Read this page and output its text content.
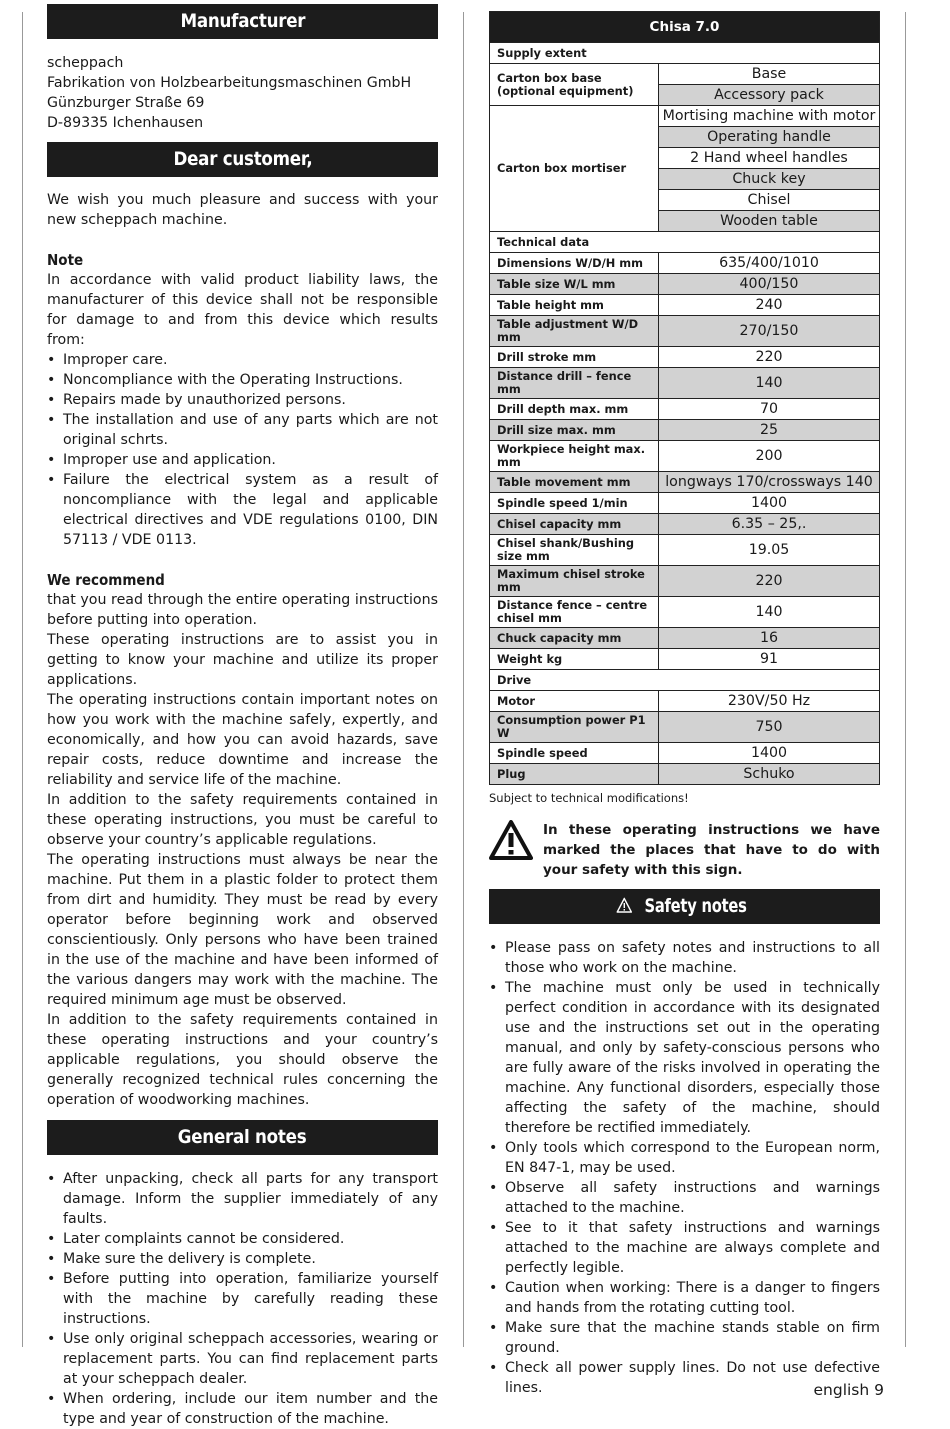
Manufacturer

scheppach

Fabrikation von Holzbearbeitungsmaschinen GmbH

Günzburger Straße 69

D-89335 Ichenhausen

Dear customer,

We wish you much pleasure and success with your new scheppach machine.

Note

In accordance with valid product liability laws, the manufacturer of this device shall not be responsible for damage to and from this device which results from:

• Improper care.
• Noncompliance with the Operating Instructions.
• Repairs made by unauthorized persons.
• The installation and use of any parts which are not original schrts.
• Improper use and application.
• Failure the electrical system as a result of noncompliance with the legal and applicable electrical directives and VDE regulations 0100, DIN 57113 / VDE 0113.
We recommend

that you read through the entire operating instructions before putting into operation.

These operating instructions are to assist you in getting to know your machine and utilize its proper applications.

The operating instructions contain important notes on how you work with the machine safely, expertly, and economically, and how you can avoid hazards, save repair costs, reduce downtime and increase the reliability and service life of the machine.

In addition to the safety requirements contained in these operating instructions, you must be careful to observe your country’s applicable regulations.

The operating instructions must always be near the machine. Put them in a plastic folder to protect them from dirt and humidity. They must be read by every operator before beginning work and observed conscientiously. Only persons who have been trained in the use of the machine and have been informed of the various dangers may work with the machine. The required minimum age must be observed.

In addition to the safety requirements contained in these operating instructions and your country’s applicable regulations, you should observe the generally recognized technical rules concerning the operation of woodworking machines.

General notes
• After unpacking, check all parts for any transport damage. Inform the supplier immediately of any faults.
• Later complaints cannot be considered.
• Make sure the delivery is complete.
• Before putting into operation, familiarize yourself with the machine by carefully reading these instructions.
• Use only original scheppach accessories, wearing or replacement parts. You can find replacement parts at your scheppach dealer.
• When ordering, include our item number and the type and year of construction of the machine.
Chisa 7.0	
Supply extent	
Carton box base (optional equipment)	Base
	Accessory pack
Carton box mortiser	Mortising machine with motor
	Operating handle
	2 Hand wheel handles
	Chuck key
	Chisel
	Wooden table
Technical data	
Dimensions W/D/H mm	635/400/1010
Table size W/L mm	400/150
Table height mm	240
Table adjustment W/D mm	270/150
Drill stroke mm	220
Distance drill – fence mm	140
Drill depth max. mm	70
Drill size max. mm	25
Workpiece height max. mm	200
Table movement mm	longways 170/crossways 140
Spindle speed 1/min	1400
Chisel capacity mm	6.35 – 25,.
Chisel shank/Bushing size mm	19.05
Maximum chisel stroke mm	220
Distance fence – centre chisel mm	140
Chuck capacity mm	16
Weight kg	91
Drive	
Motor	230V/50 Hz
Consumption power P1 W	750
Spindle speed	1400
Plug	Schuko

Subject to technical modifications!

In these operating instructions we have marked the places that have to do with your safety with this sign.
Safety notes
• Please pass on safety notes and instructions to all those who work on the machine.
• The machine must only be used in technically perfect condition in accordance with its designated use and the instructions set out in the operating manual, and only by safety-conscious persons who are fully aware of the risks involved in operating the machine. Any functional disorders, especially those affecting the safety of the machine, should therefore be rectified immediately.
• Only tools which correspond to the European norm, EN 847-1, may be used.
• Observe all safety instructions and warnings attached to the machine.
• See to it that safety instructions and warnings attached to the machine are always complete and perfectly legible.
• Caution when working: There is a danger to fingers and hands from the rotating cutting tool.
• Make sure that the machine stands stable on firm ground.
• Check all power supply lines. Do not use defective lines.	english 9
+++
Isolate the lines above that contain the word "fence" and copy them.

Distance drill – fence mm	140
Distance fence – centre chisel mm	140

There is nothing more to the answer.